═══ Provided records ═══

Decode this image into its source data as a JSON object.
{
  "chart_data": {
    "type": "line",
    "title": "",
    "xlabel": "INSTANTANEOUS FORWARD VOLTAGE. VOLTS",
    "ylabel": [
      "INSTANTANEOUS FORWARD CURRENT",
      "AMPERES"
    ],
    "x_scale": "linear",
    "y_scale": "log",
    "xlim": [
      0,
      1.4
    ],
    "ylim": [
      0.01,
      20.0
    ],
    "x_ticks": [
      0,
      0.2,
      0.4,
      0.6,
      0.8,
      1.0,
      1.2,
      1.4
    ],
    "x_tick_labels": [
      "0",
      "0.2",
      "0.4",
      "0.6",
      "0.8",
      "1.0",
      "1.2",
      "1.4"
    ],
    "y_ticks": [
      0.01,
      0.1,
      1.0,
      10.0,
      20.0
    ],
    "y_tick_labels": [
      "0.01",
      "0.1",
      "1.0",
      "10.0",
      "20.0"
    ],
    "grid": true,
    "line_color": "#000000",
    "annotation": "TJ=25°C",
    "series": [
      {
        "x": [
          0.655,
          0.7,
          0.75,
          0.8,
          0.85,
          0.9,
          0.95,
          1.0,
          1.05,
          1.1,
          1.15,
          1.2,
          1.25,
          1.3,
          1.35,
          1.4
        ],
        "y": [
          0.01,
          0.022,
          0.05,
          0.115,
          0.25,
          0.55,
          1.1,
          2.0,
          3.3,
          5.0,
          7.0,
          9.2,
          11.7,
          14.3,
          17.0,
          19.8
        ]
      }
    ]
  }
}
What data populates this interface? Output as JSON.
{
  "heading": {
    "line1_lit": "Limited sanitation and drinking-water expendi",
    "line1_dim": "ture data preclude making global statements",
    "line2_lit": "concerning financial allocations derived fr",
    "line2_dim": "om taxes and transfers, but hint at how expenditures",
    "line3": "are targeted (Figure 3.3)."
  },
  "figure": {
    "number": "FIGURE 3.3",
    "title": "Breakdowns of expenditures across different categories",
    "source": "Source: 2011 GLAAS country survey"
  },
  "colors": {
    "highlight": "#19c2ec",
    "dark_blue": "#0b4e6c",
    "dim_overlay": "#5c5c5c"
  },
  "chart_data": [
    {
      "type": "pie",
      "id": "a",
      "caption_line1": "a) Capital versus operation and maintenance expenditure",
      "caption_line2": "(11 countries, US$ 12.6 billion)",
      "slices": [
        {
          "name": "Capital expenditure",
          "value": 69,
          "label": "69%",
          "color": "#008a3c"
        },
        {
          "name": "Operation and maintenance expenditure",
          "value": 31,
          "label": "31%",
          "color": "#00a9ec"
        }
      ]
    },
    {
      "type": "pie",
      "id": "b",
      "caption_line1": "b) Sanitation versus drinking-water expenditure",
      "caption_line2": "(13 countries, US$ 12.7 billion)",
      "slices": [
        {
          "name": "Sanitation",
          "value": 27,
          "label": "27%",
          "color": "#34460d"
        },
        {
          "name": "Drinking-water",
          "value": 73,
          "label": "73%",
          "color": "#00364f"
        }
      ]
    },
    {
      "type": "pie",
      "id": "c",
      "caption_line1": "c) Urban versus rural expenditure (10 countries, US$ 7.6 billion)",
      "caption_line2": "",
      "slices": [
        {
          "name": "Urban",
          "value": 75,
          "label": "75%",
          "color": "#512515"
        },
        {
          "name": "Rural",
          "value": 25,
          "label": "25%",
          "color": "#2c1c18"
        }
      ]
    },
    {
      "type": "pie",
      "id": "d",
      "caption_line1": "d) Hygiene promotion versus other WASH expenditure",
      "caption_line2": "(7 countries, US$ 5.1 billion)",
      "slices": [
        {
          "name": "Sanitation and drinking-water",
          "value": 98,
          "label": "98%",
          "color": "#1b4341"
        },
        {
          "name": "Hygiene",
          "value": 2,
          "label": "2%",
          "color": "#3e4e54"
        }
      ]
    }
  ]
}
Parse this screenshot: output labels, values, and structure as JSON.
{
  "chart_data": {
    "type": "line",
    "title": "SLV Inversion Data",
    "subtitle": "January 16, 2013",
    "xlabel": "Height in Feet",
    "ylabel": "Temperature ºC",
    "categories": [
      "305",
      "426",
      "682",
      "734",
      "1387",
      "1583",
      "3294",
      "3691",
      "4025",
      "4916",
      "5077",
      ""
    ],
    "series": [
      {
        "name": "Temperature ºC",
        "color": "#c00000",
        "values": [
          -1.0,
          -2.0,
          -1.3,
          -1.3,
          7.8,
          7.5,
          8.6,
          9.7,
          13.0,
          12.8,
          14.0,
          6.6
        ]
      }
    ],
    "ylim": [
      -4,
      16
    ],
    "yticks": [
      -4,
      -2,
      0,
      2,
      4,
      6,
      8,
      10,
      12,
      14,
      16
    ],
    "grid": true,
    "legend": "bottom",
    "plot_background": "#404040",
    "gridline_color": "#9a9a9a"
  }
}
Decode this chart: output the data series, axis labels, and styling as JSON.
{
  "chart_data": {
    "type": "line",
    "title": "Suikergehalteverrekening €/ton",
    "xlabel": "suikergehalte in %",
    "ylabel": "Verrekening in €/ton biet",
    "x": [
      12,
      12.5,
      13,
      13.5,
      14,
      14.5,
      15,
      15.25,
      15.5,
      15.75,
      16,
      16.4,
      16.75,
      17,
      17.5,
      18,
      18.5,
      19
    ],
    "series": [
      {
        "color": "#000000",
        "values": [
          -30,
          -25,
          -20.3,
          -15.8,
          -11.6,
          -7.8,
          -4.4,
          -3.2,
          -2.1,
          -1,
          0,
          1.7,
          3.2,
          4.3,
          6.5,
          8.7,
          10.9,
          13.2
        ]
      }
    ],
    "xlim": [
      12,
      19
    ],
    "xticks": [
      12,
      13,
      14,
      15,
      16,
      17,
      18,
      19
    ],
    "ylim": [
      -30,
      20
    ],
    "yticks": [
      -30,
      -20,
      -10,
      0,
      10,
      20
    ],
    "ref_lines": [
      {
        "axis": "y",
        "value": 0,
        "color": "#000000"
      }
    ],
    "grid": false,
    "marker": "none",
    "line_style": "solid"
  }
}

═══

Task statement: From the entries above, extract every line where the word "JSON" appears.

The result:
Decode this image into its source data as a JSON object.
What data populates this interface? Output as JSON.
Parse this screenshot: output labels, values, and structure as JSON.
Decode this chart: output the data series, axis labels, and styling as JSON.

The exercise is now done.